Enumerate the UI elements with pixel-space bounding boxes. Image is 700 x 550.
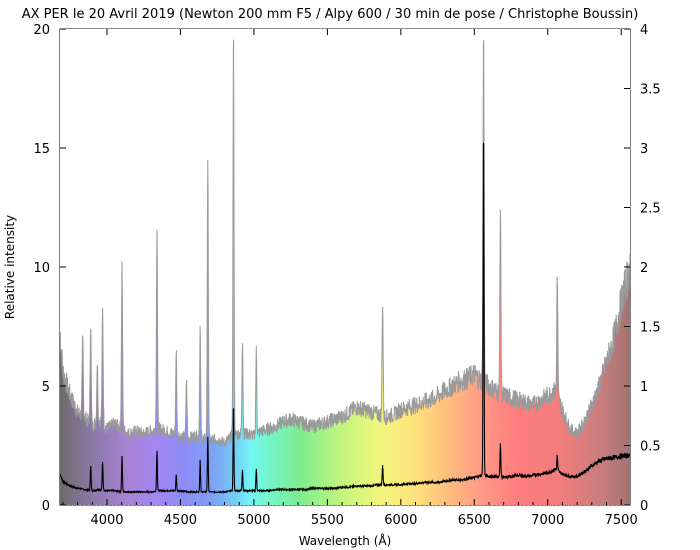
- x-tick-label: 6000: [384, 513, 417, 528]
- y-right-tick-label: 2: [640, 261, 648, 276]
- x-tick-label: 5000: [237, 513, 270, 528]
- y-right-tick-label: 4: [640, 23, 648, 38]
- y-left-tick-label: 5: [42, 380, 50, 395]
- y-right-tick-label: 3: [640, 142, 648, 157]
- x-axis-title: Wavelength (Å): [299, 533, 392, 548]
- y-left-tick-label: 20: [33, 23, 50, 38]
- y-right-tick-label: 0: [640, 499, 648, 514]
- y-right-tick-label: 0.5: [640, 440, 661, 455]
- axis-ticks: 4000 4500 5000 5500 6000 6500 7000 750005101520…: [33, 23, 660, 528]
- y-right-tick-label: 2.5: [640, 202, 661, 217]
- series-line-black: [60, 142, 630, 495]
- y-left-tick-label: 10: [33, 261, 50, 276]
- y-left-tick-label: 15: [33, 142, 50, 157]
- y-axis-title: Relative intensity: [3, 215, 17, 319]
- series-line-filled-spectrum: [60, 39, 630, 448]
- y-left-tick-label: 0: [42, 499, 50, 514]
- y-right-tick-label: 1.5: [640, 321, 661, 336]
- x-tick-label: 7500: [605, 513, 638, 528]
- x-tick-label: 4000: [90, 513, 123, 528]
- x-tick-label: 6500: [458, 513, 491, 528]
- x-tick-label: 7000: [531, 513, 564, 528]
- x-tick-label: 5500: [311, 513, 344, 528]
- x-tick-label: 4500: [164, 513, 197, 528]
- spectrum-mask: [60, 29, 630, 448]
- chart-title: AX PER le 20 Avril 2019 (Newton 200 mm F…: [22, 7, 639, 22]
- y-right-tick-label: 1: [640, 380, 648, 395]
- y-right-tick-label: 3.5: [640, 83, 661, 98]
____
*OBJECTIVE*:
Can you output each line of the records above as a JSON list of strings, one string per line, skipping blank lines and leaving the pictures out?

*ANSWER TO THIS TASK*:
[
  "Enumerate the UI elements with pixel-space bounding boxes. Image is 700 x 550.",
  "- x-tick-label: 6000: [384, 513, 417, 528]",
  "- y-right-tick-label: 2: [640, 261, 648, 276]",
  "- x-tick-label: 5000: [237, 513, 270, 528]",
  "- y-right-tick-label: 4: [640, 23, 648, 38]",
  "- y-left-tick-label: 5: [42, 380, 50, 395]",
  "- y-right-tick-label: 3: [640, 142, 648, 157]",
  "- x-axis-title: Wavelength (Å): [299, 533, 392, 548]",
  "- y-left-tick-label: 20: [33, 23, 50, 38]",
  "- y-right-tick-label: 0: [640, 499, 648, 514]",
  "- y-right-tick-label: 0.5: [640, 440, 661, 455]",
  "- axis-ticks: 4000 4500 5000 5500 6000 6500 7000 750005101520…: [33, 23, 660, 528]",
  "- y-right-tick-label: 2.5: [640, 202, 661, 217]",
  "- series-line-black: [60, 142, 630, 495]",
  "- y-left-tick-label: 10: [33, 261, 50, 276]",
  "- y-left-tick-label: 15: [33, 142, 50, 157]",
  "- y-axis-title: Relative intensity: [3, 215, 17, 319]",
  "- series-line-filled-spectrum: [60, 39, 630, 448]",
  "- y-left-tick-label: 0: [42, 499, 50, 514]",
  "- y-right-tick-label: 1.5: [640, 321, 661, 336]",
  "- x-tick-label: 7500: [605, 513, 638, 528]",
  "- x-tick-label: 4000: [90, 513, 123, 528]",
  "- x-tick-label: 6500: [458, 513, 491, 528]",
  "- x-tick-label: 7000: [531, 513, 564, 528]",
  "- x-tick-label: 5500: [311, 513, 344, 528]",
  "- x-tick-label: 4500: [164, 513, 197, 528]",
  "- spectrum-mask: [60, 29, 630, 448]",
  "- chart-title: AX PER le 20 Avril 2019 (Newton 200 mm F…: [22, 7, 639, 22]",
  "- y-right-tick-label: 1: [640, 380, 648, 395]",
  "- y-right-tick-label: 3.5: [640, 83, 661, 98]"
]